### [Task goal]
Write out the full listing again, exactly as it stands.

### [Items]
....................

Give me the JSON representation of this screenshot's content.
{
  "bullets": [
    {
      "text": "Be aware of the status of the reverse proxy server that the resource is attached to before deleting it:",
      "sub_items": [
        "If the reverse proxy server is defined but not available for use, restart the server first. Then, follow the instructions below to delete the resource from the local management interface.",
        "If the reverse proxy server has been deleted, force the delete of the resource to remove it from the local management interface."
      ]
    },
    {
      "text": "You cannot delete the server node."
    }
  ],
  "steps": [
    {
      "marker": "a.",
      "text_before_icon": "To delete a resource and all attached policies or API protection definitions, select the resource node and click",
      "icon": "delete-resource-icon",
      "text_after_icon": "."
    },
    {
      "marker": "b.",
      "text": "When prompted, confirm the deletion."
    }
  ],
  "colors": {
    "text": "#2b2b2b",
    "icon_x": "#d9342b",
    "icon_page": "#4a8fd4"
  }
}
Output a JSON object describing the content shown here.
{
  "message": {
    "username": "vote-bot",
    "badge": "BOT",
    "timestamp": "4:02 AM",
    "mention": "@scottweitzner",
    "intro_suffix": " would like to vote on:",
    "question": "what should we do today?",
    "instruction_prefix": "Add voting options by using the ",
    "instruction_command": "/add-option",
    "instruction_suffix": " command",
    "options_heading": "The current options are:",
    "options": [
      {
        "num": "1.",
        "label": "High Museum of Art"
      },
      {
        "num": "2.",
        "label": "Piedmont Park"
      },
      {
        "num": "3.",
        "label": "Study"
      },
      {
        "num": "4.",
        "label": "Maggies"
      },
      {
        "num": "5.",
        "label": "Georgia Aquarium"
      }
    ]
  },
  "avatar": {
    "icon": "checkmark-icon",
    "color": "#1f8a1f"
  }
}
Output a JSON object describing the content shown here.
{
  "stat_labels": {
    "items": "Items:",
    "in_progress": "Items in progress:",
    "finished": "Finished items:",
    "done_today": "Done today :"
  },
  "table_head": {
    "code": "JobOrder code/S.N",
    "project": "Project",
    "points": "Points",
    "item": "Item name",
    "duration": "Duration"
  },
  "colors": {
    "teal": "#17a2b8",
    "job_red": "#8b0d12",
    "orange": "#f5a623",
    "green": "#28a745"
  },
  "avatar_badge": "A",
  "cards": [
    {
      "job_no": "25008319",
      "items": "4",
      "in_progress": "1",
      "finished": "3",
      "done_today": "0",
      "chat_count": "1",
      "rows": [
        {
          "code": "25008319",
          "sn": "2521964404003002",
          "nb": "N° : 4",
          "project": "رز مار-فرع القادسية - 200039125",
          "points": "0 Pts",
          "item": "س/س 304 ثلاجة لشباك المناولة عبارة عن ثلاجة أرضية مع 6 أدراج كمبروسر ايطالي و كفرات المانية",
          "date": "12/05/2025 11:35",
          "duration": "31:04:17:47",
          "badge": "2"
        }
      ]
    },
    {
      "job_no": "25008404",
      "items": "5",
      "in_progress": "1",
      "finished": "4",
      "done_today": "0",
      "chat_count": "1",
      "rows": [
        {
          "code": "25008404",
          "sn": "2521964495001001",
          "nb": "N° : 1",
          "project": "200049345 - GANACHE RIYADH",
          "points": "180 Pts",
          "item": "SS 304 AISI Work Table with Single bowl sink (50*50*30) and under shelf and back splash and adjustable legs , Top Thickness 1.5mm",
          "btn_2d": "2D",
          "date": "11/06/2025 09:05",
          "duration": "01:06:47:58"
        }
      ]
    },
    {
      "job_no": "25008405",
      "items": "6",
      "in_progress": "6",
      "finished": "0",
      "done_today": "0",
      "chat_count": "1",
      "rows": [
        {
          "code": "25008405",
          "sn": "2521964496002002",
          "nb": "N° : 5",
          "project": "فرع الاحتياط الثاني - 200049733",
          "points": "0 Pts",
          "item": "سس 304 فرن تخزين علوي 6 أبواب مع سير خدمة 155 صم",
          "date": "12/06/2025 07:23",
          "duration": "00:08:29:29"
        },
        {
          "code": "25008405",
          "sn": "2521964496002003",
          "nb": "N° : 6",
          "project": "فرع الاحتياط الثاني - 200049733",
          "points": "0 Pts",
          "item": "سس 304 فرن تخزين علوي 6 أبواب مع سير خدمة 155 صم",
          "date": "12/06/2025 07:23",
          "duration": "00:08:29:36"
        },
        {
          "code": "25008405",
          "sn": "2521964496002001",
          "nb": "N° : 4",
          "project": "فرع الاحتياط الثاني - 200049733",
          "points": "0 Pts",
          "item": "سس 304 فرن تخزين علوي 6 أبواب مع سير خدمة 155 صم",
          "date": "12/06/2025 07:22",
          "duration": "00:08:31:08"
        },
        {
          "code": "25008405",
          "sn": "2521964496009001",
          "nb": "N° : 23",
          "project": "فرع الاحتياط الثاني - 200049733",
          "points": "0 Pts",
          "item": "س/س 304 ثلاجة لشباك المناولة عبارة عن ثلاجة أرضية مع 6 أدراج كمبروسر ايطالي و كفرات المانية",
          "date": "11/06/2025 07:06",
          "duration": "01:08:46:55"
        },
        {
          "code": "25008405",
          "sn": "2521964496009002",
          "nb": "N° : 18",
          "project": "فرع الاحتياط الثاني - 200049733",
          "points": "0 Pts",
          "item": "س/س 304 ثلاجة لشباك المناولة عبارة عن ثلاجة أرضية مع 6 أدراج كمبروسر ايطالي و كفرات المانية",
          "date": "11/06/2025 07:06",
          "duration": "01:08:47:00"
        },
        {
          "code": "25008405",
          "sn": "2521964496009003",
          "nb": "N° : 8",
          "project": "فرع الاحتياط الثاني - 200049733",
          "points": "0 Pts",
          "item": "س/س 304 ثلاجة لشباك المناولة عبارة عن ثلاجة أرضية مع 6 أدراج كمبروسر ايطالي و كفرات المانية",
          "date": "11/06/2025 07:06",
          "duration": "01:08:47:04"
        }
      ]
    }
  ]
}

....................

### [Result for this exercise]
Give me the JSON representation of this screenshot's content.
{
  "bullets": [
    {
      "text": "Be aware of the status of the reverse proxy server that the resource is attached to before deleting it:",
      "sub_items": [
        "If the reverse proxy server is defined but not available for use, restart the server first. Then, follow the instructions below to delete the resource from the local management interface.",
        "If the reverse proxy server has been deleted, force the delete of the resource to remove it from the local management interface."
      ]
    },
    {
      "text": "You cannot delete the server node."
    }
  ],
  "steps": [
    {
      "marker": "a.",
      "text_before_icon": "To delete a resource and all attached policies or API protection definitions, select the resource node and click",
      "icon": "delete-resource-icon",
      "text_after_icon": "."
    },
    {
      "marker": "b.",
      "text": "When prompted, confirm the deletion."
    }
  ],
  "colors": {
    "text": "#2b2b2b",
    "icon_x": "#d9342b",
    "icon_page": "#4a8fd4"
  }
}
Output a JSON object describing the content shown here.
{
  "message": {
    "username": "vote-bot",
    "badge": "BOT",
    "timestamp": "4:02 AM",
    "mention": "@scottweitzner",
    "intro_suffix": " would like to vote on:",
    "question": "what should we do today?",
    "instruction_prefix": "Add voting options by using the ",
    "instruction_command": "/add-option",
    "instruction_suffix": " command",
    "options_heading": "The current options are:",
    "options": [
      {
        "num": "1.",
        "label": "High Museum of Art"
      },
      {
        "num": "2.",
        "label": "Piedmont Park"
      },
      {
        "num": "3.",
        "label": "Study"
      },
      {
        "num": "4.",
        "label": "Maggies"
      },
      {
        "num": "5.",
        "label": "Georgia Aquarium"
      }
    ]
  },
  "avatar": {
    "icon": "checkmark-icon",
    "color": "#1f8a1f"
  }
}
Output a JSON object describing the content shown here.
{
  "stat_labels": {
    "items": "Items:",
    "in_progress": "Items in progress:",
    "finished": "Finished items:",
    "done_today": "Done today :"
  },
  "table_head": {
    "code": "JobOrder code/S.N",
    "project": "Project",
    "points": "Points",
    "item": "Item name",
    "duration": "Duration"
  },
  "colors": {
    "teal": "#17a2b8",
    "job_red": "#8b0d12",
    "orange": "#f5a623",
    "green": "#28a745"
  },
  "avatar_badge": "A",
  "cards": [
    {
      "job_no": "25008319",
      "items": "4",
      "in_progress": "1",
      "finished": "3",
      "done_today": "0",
      "chat_count": "1",
      "rows": [
        {
          "code": "25008319",
          "sn": "2521964404003002",
          "nb": "N° : 4",
          "project": "رز مار-فرع القادسية - 200039125",
          "points": "0 Pts",
          "item": "س/س 304 ثلاجة لشباك المناولة عبارة عن ثلاجة أرضية مع 6 أدراج كمبروسر ايطالي و كفرات المانية",
          "date": "12/05/2025 11:35",
          "duration": "31:04:17:47",
          "badge": "2"
        }
      ]
    },
    {
      "job_no": "25008404",
      "items": "5",
      "in_progress": "1",
      "finished": "4",
      "done_today": "0",
      "chat_count": "1",
      "rows": [
        {
          "code": "25008404",
          "sn": "2521964495001001",
          "nb": "N° : 1",
          "project": "200049345 - GANACHE RIYADH",
          "points": "180 Pts",
          "item": "SS 304 AISI Work Table with Single bowl sink (50*50*30) and under shelf and back splash and adjustable legs , Top Thickness 1.5mm",
          "btn_2d": "2D",
          "date": "11/06/2025 09:05",
          "duration": "01:06:47:58"
        }
      ]
    },
    {
      "job_no": "25008405",
      "items": "6",
      "in_progress": "6",
      "finished": "0",
      "done_today": "0",
      "chat_count": "1",
      "rows": [
        {
          "code": "25008405",
          "sn": "2521964496002002",
          "nb": "N° : 5",
          "project": "فرع الاحتياط الثاني - 200049733",
          "points": "0 Pts",
          "item": "سس 304 فرن تخزين علوي 6 أبواب مع سير خدمة 155 صم",
          "date": "12/06/2025 07:23",
          "duration": "00:08:29:29"
        },
        {
          "code": "25008405",
          "sn": "2521964496002003",
          "nb": "N° : 6",
          "project": "فرع الاحتياط الثاني - 200049733",
          "points": "0 Pts",
          "item": "سس 304 فرن تخزين علوي 6 أبواب مع سير خدمة 155 صم",
          "date": "12/06/2025 07:23",
          "duration": "00:08:29:36"
        },
        {
          "code": "25008405",
          "sn": "2521964496002001",
          "nb": "N° : 4",
          "project": "فرع الاحتياط الثاني - 200049733",
          "points": "0 Pts",
          "item": "سس 304 فرن تخزين علوي 6 أبواب مع سير خدمة 155 صم",
          "date": "12/06/2025 07:22",
          "duration": "00:08:31:08"
        },
        {
          "code": "25008405",
          "sn": "2521964496009001",
          "nb": "N° : 23",
          "project": "فرع الاحتياط الثاني - 200049733",
          "points": "0 Pts",
          "item": "س/س 304 ثلاجة لشباك المناولة عبارة عن ثلاجة أرضية مع 6 أدراج كمبروسر ايطالي و كفرات المانية",
          "date": "11/06/2025 07:06",
          "duration": "01:08:46:55"
        },
        {
          "code": "25008405",
          "sn": "2521964496009002",
          "nb": "N° : 18",
          "project": "فرع الاحتياط الثاني - 200049733",
          "points": "0 Pts",
          "item": "س/س 304 ثلاجة لشباك المناولة عبارة عن ثلاجة أرضية مع 6 أدراج كمبروسر ايطالي و كفرات المانية",
          "date": "11/06/2025 07:06",
          "duration": "01:08:47:00"
        },
        {
          "code": "25008405",
          "sn": "2521964496009003",
          "nb": "N° : 8",
          "project": "فرع الاحتياط الثاني - 200049733",
          "points": "0 Pts",
          "item": "س/س 304 ثلاجة لشباك المناولة عبارة عن ثلاجة أرضية مع 6 أدراج كمبروسر ايطالي و كفرات المانية",
          "date": "11/06/2025 07:06",
          "duration": "01:08:47:04"
        }
      ]
    }
  ]
}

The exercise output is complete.